(What you have to do) Please convert the lines in the items below, starting at the one containing "Text: 1: 1 <box>403 54 412 68</box>" and ending at the one containing "Text: -: - <box>406 176 410 190</box>", into a Markdown table with the columns Row and Line. Number each row and leave out any blank lines.
——————
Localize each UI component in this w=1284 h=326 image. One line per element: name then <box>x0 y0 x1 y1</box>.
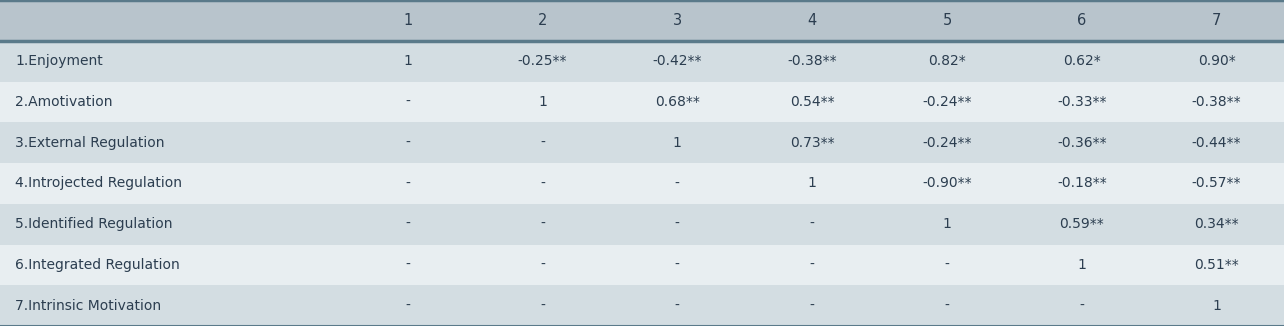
Text: 1: 1 <box>403 54 412 68</box>
Text: 1: 1 <box>808 176 817 190</box>
Text: -0.18**: -0.18** <box>1057 176 1107 190</box>
Text: 0.62*: 0.62* <box>1063 54 1100 68</box>
Bar <box>0 0 1284 41</box>
Text: 0.73**: 0.73** <box>790 136 835 150</box>
Text: -0.90**: -0.90** <box>922 176 972 190</box>
Text: -: - <box>406 217 410 231</box>
Text: -: - <box>406 258 410 272</box>
Text: 4: 4 <box>808 13 817 28</box>
Text: 2: 2 <box>538 13 547 28</box>
Text: 4.Introjected Regulation: 4.Introjected Regulation <box>15 176 182 190</box>
Text: -: - <box>541 136 544 150</box>
Text: -: - <box>541 217 544 231</box>
Text: 1: 1 <box>673 136 682 150</box>
Text: 7: 7 <box>1212 13 1221 28</box>
Bar <box>0 285 1284 326</box>
Text: 1: 1 <box>403 13 412 28</box>
Bar <box>0 41 1284 82</box>
Text: -0.57**: -0.57** <box>1192 176 1242 190</box>
Text: 2.Amotivation: 2.Amotivation <box>15 95 113 109</box>
Text: -: - <box>406 176 410 190</box>
Text: 5: 5 <box>942 13 951 28</box>
Text: 7.Intrinsic Motivation: 7.Intrinsic Motivation <box>15 299 162 313</box>
Text: -0.38**: -0.38** <box>787 54 837 68</box>
Text: 1: 1 <box>942 217 951 231</box>
Bar <box>0 122 1284 163</box>
Text: 0.90*: 0.90* <box>1198 54 1235 68</box>
Bar <box>0 204 1284 244</box>
Text: 6: 6 <box>1077 13 1086 28</box>
Text: -0.44**: -0.44** <box>1192 136 1242 150</box>
Text: 1: 1 <box>538 95 547 109</box>
Text: -: - <box>945 258 949 272</box>
Text: -0.36**: -0.36** <box>1057 136 1107 150</box>
Text: -: - <box>406 299 410 313</box>
Text: -0.33**: -0.33** <box>1057 95 1107 109</box>
Text: -0.25**: -0.25** <box>517 54 568 68</box>
Text: 3.External Regulation: 3.External Regulation <box>15 136 164 150</box>
Text: -: - <box>675 299 679 313</box>
Bar <box>0 82 1284 122</box>
Text: 0.68**: 0.68** <box>655 95 700 109</box>
Text: -: - <box>406 95 410 109</box>
Text: 0.51**: 0.51** <box>1194 258 1239 272</box>
Text: -: - <box>675 176 679 190</box>
Text: -0.24**: -0.24** <box>922 136 972 150</box>
Text: 0.82*: 0.82* <box>928 54 966 68</box>
Text: -: - <box>675 217 679 231</box>
Bar <box>0 244 1284 285</box>
Text: 0.59**: 0.59** <box>1059 217 1104 231</box>
Text: -: - <box>810 258 814 272</box>
Text: 6.Integrated Regulation: 6.Integrated Regulation <box>15 258 180 272</box>
Text: -: - <box>541 299 544 313</box>
Text: 3: 3 <box>673 13 682 28</box>
Text: 0.54**: 0.54** <box>790 95 835 109</box>
Text: -: - <box>541 176 544 190</box>
Text: -: - <box>810 299 814 313</box>
Text: 5.Identified Regulation: 5.Identified Regulation <box>15 217 173 231</box>
Text: 1.Enjoyment: 1.Enjoyment <box>15 54 103 68</box>
Text: 1: 1 <box>1212 299 1221 313</box>
Text: -: - <box>541 258 544 272</box>
Bar <box>0 163 1284 204</box>
Text: -: - <box>810 217 814 231</box>
Text: 1: 1 <box>1077 258 1086 272</box>
Text: -0.42**: -0.42** <box>652 54 702 68</box>
Text: -0.38**: -0.38** <box>1192 95 1242 109</box>
Text: -0.24**: -0.24** <box>922 95 972 109</box>
Text: -: - <box>675 258 679 272</box>
Text: -: - <box>406 136 410 150</box>
Text: -: - <box>945 299 949 313</box>
Text: 0.34**: 0.34** <box>1194 217 1239 231</box>
Text: -: - <box>1080 299 1084 313</box>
——————
(Answer in full)
| Row | Line |
|---|---|
| 1 | Text: 1: 1 <box>403 54 412 68</box> |
| 2 | Text: 1: 1 <box>808 176 817 190</box> |
| 3 | Text: -0.18**: -0.18** <box>1057 176 1107 190</box> |
| 4 | Text: 0.62*: 0.62* <box>1063 54 1100 68</box> |
| 5 | Bar <box>0 0 1284 41</box> |
| 6 | Text: 0.73**: 0.73** <box>790 136 835 150</box> |
| 7 | Text: -0.90**: -0.90** <box>922 176 972 190</box> |
| 8 | Text: -: - <box>406 217 410 231</box> |
| 9 | Text: -: - <box>406 258 410 272</box> |
| 10 | Text: 4: 4 <box>808 13 817 28</box> |
| 11 | Text: 2: 2 <box>538 13 547 28</box> |
| 12 | Text: 4.Introjected Regulation: 4.Introjected Regulation <box>15 176 182 190</box> |
| 13 | Text: -: - <box>541 136 544 150</box> |
| 14 | Text: -: - <box>541 217 544 231</box> |
| 15 | Text: 1: 1 <box>673 136 682 150</box> |
| 16 | Text: 7: 7 <box>1212 13 1221 28</box> |
| 17 | Bar <box>0 285 1284 326</box> |
| 18 | Text: 1: 1 <box>403 13 412 28</box> |
| 19 | Bar <box>0 41 1284 82</box> |
| 20 | Text: -0.57**: -0.57** <box>1192 176 1242 190</box> |
| 21 | Text: 2.Amotivation: 2.Amotivation <box>15 95 113 109</box> |
| 22 | Text: -: - <box>406 176 410 190</box> |